- _TEXTE À LIRE_

------------------------------------------------------------

Ainsi, les fantômes du XIXème siècle et les rivalités multiples des puissances tendent à réapparaître. La guerre est revenue sur le continent européen et a repris au Moyen-Orient, les traités et négociations multilatérales sont en régression alors que les institutions universelles (Cf. Nations Unies) semblent hors-jeu. À cet avenir du passé s’ajoutent des défis nouveaux qui transcendent les sociétés, bien démunies pour y faire face : inégalités sociales, migrations internationales, dérèglement climatique, régulation des nouvelles technologies… Sans doute n’a-t-il jamais existé un ordre international stable, mais pouvait-on, au moins, se référer à des modèles (principe de l’équilibre, de la sécurité collective, de dissuasion nucléaire…).

------------------------------------------------------------

- _DONNÉES FOURNIES_

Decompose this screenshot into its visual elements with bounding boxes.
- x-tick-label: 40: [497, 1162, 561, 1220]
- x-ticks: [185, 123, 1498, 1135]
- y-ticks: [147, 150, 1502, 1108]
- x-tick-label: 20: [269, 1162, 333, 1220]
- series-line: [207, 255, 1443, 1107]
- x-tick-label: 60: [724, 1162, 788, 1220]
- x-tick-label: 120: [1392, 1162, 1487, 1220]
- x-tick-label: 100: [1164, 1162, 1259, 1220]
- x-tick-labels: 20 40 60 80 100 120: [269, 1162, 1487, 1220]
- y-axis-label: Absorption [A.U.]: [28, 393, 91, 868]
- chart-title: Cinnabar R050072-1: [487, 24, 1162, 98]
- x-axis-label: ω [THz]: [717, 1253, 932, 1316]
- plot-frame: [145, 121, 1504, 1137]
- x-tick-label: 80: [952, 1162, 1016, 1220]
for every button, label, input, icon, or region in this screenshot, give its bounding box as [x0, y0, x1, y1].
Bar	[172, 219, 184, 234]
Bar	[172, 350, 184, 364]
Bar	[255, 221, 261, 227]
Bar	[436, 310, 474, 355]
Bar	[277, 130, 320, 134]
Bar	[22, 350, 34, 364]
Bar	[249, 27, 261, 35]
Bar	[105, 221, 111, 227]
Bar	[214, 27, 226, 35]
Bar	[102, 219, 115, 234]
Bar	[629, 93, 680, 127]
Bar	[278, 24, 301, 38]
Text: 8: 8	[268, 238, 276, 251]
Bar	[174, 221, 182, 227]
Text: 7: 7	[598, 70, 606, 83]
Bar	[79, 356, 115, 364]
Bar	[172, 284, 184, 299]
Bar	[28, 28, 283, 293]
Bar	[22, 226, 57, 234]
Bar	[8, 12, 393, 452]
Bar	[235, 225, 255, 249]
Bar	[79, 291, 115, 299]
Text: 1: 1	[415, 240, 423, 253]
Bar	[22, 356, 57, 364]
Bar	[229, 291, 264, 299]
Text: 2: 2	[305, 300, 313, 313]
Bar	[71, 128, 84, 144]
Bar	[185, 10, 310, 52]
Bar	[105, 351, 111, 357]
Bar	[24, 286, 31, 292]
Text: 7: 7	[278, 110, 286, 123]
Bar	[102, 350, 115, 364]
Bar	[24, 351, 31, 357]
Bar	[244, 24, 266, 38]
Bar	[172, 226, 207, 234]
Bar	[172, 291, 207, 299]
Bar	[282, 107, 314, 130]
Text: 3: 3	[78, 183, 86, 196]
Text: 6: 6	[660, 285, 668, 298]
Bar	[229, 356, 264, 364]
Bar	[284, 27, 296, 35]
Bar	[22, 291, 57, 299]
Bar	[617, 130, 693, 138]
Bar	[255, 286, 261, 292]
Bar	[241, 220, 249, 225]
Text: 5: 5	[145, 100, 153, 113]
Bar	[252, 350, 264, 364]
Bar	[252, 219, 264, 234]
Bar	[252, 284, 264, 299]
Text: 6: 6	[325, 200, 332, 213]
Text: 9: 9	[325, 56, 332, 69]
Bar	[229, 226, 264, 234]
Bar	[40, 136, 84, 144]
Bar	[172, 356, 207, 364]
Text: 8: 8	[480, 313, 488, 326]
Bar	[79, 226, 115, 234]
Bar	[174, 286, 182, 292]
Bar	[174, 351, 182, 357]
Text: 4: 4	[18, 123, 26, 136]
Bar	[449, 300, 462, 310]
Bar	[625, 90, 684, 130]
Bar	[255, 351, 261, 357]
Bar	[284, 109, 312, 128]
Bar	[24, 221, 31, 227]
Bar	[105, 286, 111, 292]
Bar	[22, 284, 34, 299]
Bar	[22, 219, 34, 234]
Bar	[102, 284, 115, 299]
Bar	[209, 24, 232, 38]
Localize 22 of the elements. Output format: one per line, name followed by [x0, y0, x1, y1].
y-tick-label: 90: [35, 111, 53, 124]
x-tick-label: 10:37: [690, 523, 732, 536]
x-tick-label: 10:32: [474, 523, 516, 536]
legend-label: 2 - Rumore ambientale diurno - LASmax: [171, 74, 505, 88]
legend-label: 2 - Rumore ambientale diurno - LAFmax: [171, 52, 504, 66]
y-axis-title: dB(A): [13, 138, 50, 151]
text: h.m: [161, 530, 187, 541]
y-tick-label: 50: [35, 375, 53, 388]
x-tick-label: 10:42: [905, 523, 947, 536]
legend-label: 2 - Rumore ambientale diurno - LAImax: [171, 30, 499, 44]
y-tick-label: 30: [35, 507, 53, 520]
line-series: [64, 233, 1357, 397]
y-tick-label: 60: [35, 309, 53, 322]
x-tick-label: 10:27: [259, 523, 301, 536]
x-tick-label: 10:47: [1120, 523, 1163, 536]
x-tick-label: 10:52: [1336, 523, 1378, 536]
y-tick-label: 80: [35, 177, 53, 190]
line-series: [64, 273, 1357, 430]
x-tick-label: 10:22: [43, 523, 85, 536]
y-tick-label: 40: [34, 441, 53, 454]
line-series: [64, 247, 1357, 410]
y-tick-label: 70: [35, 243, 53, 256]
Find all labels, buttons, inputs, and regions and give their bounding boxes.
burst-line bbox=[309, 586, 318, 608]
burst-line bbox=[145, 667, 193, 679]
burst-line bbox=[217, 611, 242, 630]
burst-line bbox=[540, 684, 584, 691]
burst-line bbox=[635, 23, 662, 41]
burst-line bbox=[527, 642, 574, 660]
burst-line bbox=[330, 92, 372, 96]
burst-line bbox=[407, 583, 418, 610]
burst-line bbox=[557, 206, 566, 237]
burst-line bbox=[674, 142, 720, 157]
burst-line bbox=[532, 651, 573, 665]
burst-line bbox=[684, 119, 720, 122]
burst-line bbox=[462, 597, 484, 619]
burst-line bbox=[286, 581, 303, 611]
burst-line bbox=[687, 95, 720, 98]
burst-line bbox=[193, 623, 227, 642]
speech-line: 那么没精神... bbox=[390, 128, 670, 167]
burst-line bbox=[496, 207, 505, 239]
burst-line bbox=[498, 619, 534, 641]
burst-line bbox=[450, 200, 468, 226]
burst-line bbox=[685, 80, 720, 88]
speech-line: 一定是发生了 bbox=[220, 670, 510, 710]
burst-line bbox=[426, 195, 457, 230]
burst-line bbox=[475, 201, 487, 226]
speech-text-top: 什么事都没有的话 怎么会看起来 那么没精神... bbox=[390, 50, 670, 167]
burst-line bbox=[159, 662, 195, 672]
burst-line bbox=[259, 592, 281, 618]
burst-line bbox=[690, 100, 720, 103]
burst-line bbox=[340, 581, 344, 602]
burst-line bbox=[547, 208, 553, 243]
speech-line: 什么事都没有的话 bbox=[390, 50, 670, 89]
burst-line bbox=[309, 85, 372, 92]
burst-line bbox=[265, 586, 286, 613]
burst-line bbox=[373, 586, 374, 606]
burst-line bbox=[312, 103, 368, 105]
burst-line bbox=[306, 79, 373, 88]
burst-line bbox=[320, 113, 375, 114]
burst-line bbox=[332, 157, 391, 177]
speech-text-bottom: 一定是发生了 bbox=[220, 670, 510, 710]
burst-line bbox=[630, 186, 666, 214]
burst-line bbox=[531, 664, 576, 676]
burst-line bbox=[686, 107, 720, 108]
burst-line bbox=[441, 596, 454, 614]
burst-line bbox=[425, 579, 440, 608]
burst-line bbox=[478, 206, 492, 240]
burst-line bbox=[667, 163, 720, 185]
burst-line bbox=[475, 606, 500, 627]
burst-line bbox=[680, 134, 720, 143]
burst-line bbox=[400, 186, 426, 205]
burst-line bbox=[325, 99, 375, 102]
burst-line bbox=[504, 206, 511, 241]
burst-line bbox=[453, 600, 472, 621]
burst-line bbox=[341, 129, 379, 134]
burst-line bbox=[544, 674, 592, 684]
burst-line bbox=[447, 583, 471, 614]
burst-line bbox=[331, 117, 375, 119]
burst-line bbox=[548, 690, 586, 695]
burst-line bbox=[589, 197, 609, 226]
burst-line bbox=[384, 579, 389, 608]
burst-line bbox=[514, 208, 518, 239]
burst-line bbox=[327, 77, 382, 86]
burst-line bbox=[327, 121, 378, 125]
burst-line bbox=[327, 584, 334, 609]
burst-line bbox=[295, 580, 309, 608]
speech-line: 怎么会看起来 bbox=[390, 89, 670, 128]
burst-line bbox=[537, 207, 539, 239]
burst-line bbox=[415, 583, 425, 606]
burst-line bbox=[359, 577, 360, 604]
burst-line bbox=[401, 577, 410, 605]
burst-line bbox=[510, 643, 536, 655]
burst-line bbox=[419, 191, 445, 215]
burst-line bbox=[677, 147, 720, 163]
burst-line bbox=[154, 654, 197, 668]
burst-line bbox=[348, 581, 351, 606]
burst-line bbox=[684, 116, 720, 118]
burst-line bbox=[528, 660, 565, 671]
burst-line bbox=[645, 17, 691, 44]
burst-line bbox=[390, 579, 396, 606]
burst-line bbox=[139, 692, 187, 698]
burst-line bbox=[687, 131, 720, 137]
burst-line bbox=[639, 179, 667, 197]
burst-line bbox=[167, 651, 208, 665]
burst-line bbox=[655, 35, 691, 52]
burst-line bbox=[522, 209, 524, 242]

------------------------------------------------------------

- _SÉRIE D'EXERCICES_
**1)** Mets à jour le passage sur l'ordre international, de "Ainsi, les fantômes" jusqu'à "de dissuasion nucléaire…)." inclus, en remplaçant "régression" par "recul".
**2)** Recopie à l'identique les lignes des données, depuis leur début jusqu'à la ligne contenant "for every button, label, input, icon, or", celle-ci comprise.

- _RÉPONSES_
**1)**
Ainsi, les fantômes du XIXème siècle et les rivalités multiples des puissances tendent à réapparaître. La guerre est revenue sur le continent européen et a repris au Moyen-Orient, les traités et négociations multilatérales sont en recul alors que les institutions universelles (Cf. Nations Unies) semblent hors-jeu. À cet avenir du passé s’ajoutent des défis nouveaux qui transcendent les sociétés, bien démunies pour y faire face : inégalités sociales, migrations internationales, dérèglement climatique, régulation des nouvelles technologies… Sans doute n’a-t-il jamais existé un ordre international stable, mais pouvait-on, au moins, se référer à des modèles (principe de l’équilibre, de la sécurité collective, de dissuasion nucléaire…).

**2)**
Decompose this screenshot into its visual elements with bounding boxes.
- x-tick-label: 40: [497, 1162, 561, 1220]
- x-ticks: [185, 123, 1498, 1135]
- y-ticks: [147, 150, 1502, 1108]
- x-tick-label: 20: [269, 1162, 333, 1220]
- series-line: [207, 255, 1443, 1107]
- x-tick-label: 60: [724, 1162, 788, 1220]
- x-tick-label: 120: [1392, 1162, 1487, 1220]
- x-tick-label: 100: [1164, 1162, 1259, 1220]
- x-tick-labels: 20 40 60 80 100 120: [269, 1162, 1487, 1220]
- y-axis-label: Absorption [A.U.]: [28, 393, 91, 868]
- chart-title: Cinnabar R050072-1: [487, 24, 1162, 98]
- x-axis-label: ω [THz]: [717, 1253, 932, 1316]
- plot-frame: [145, 121, 1504, 1137]
- x-tick-label: 80: [952, 1162, 1016, 1220]
for every button, label, input, icon, or region in this screenshot, give its bounding box as [x0, y0, x1, y1].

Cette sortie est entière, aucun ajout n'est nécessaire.